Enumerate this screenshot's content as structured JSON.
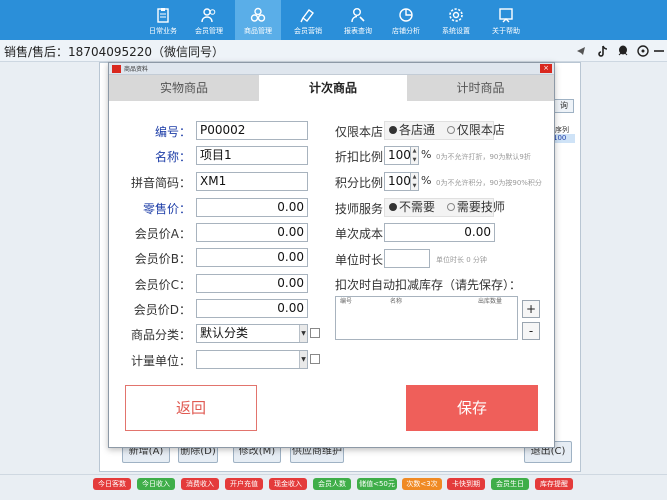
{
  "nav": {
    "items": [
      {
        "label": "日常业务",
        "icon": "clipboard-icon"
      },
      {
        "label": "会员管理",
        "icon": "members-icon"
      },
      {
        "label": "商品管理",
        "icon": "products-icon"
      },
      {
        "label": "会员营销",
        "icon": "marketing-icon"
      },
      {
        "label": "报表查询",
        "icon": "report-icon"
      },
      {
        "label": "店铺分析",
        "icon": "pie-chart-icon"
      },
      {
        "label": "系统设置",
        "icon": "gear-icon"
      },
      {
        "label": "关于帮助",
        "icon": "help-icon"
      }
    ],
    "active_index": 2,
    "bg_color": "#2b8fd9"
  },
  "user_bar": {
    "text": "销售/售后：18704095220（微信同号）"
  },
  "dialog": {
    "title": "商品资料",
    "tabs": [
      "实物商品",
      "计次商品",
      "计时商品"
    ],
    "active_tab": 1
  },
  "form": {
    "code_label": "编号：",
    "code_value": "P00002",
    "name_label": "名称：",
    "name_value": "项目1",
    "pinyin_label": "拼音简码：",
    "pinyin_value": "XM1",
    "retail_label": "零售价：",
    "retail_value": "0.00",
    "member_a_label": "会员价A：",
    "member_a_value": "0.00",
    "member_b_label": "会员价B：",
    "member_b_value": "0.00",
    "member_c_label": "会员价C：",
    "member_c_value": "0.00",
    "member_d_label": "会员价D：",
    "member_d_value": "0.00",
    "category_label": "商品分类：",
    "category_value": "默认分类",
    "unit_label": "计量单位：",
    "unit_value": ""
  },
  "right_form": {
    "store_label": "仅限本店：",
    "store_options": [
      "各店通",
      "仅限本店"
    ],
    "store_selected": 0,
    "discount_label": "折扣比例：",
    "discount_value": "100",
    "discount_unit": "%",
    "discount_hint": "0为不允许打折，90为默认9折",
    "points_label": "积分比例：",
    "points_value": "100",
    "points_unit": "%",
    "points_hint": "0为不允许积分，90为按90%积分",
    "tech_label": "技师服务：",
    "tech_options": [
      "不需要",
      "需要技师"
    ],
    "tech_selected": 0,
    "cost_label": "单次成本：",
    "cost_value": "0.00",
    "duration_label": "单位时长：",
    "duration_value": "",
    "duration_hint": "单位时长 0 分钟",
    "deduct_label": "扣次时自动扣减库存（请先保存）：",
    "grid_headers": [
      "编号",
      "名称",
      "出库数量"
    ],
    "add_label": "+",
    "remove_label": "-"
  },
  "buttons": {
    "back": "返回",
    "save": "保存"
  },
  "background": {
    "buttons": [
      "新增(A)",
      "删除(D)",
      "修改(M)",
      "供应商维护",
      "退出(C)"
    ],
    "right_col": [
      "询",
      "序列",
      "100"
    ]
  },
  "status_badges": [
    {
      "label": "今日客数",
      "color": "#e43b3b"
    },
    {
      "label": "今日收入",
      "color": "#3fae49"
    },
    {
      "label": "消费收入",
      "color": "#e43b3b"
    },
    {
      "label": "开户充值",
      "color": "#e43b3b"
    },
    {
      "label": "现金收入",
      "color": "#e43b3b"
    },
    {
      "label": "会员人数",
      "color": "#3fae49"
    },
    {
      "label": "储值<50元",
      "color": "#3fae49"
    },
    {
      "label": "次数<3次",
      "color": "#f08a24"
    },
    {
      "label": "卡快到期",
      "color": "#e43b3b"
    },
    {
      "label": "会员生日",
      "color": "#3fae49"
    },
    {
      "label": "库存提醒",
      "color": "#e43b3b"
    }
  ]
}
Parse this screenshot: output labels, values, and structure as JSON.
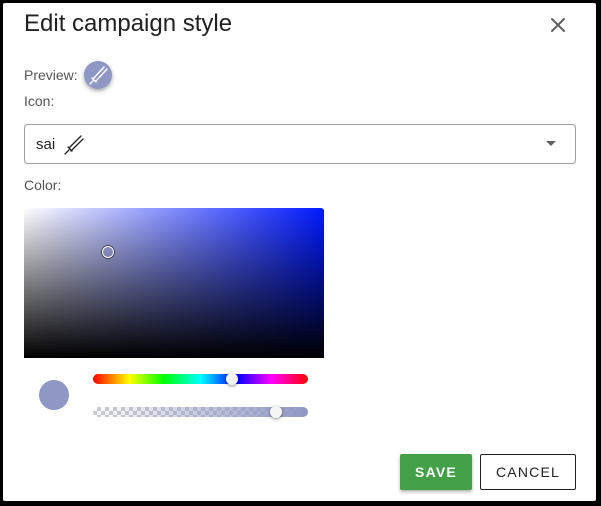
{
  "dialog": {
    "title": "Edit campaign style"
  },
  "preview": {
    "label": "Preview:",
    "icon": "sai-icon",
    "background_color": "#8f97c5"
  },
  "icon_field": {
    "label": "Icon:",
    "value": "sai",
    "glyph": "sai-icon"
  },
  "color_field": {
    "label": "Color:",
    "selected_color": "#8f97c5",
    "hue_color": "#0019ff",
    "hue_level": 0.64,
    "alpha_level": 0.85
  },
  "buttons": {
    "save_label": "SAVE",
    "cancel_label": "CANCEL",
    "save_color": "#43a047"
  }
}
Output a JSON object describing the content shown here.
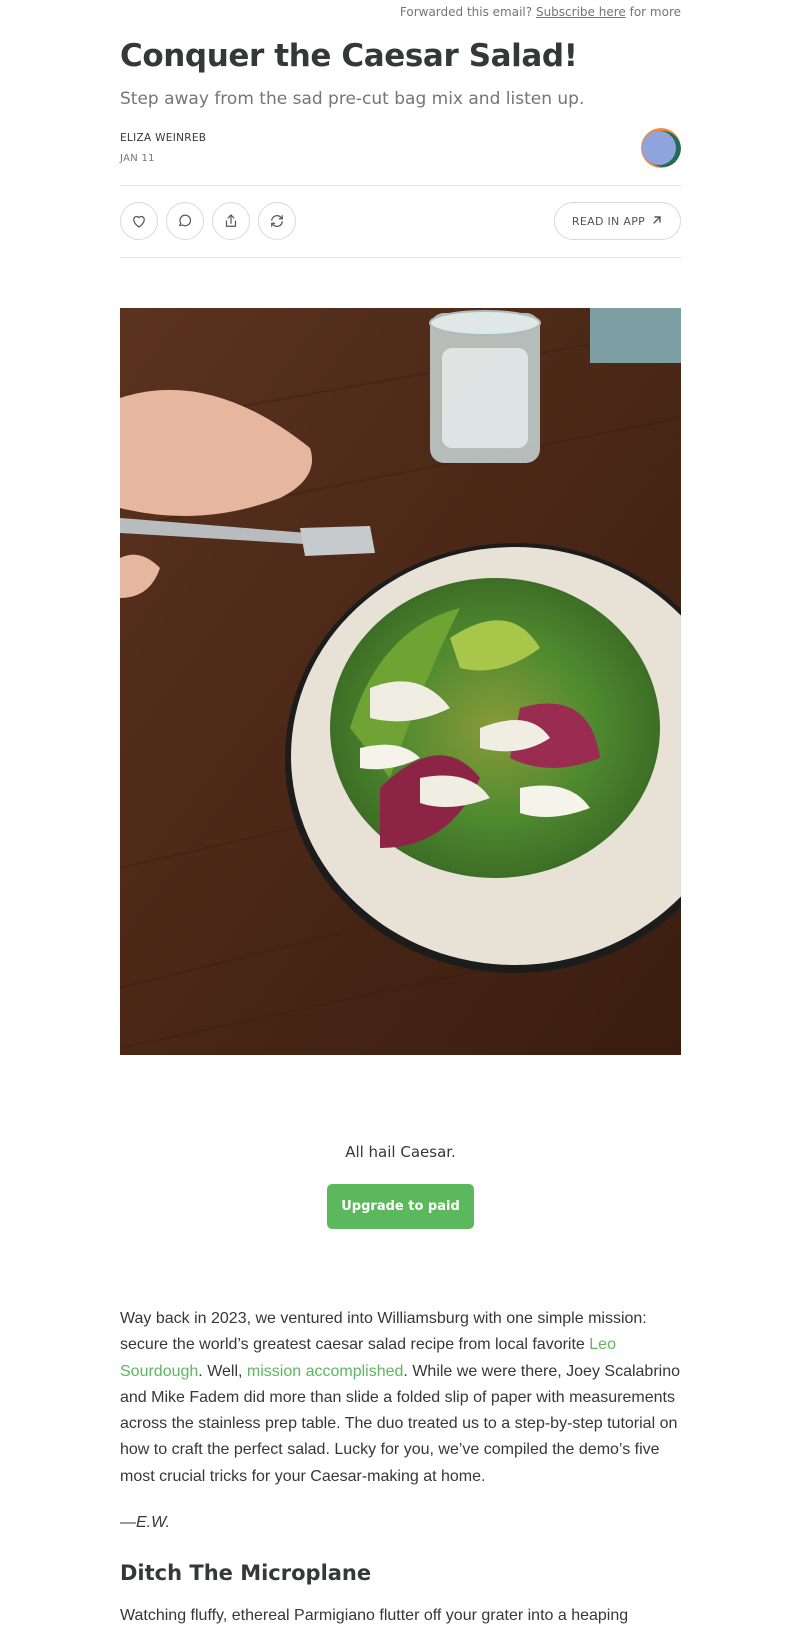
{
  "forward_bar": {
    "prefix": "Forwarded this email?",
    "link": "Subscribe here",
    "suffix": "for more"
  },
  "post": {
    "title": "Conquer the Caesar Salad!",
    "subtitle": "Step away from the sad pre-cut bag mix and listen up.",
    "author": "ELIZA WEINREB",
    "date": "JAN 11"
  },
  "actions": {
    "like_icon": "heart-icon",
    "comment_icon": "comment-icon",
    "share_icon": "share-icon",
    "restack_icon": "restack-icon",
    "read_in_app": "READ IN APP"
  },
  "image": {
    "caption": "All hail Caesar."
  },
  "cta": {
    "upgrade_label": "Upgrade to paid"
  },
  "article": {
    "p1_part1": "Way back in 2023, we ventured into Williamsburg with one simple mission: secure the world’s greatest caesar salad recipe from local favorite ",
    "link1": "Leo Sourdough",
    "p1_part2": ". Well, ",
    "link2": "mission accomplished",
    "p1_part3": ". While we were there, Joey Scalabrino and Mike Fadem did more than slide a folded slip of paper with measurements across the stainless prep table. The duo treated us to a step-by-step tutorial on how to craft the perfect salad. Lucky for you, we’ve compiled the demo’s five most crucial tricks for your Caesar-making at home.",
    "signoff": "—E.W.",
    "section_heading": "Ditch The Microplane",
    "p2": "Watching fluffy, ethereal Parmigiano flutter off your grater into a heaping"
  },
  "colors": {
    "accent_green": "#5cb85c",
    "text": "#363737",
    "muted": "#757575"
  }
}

# # # # #

▶ **Goal**: Pick out the lines above that hold the string "more" and show them.

▶ **Exercise response**:
    "suffix": "for more"
    "p1_part3": ". While we were there, Joey Scalabrino and Mike Fadem did more than slide a folded slip of paper with measurements across the stainless prep table. The duo treated us to a step-by-step tutorial on how to craft the perfect salad. Lucky for you, we’ve compiled the demo’s five most crucial tricks for your Caesar-making at home.",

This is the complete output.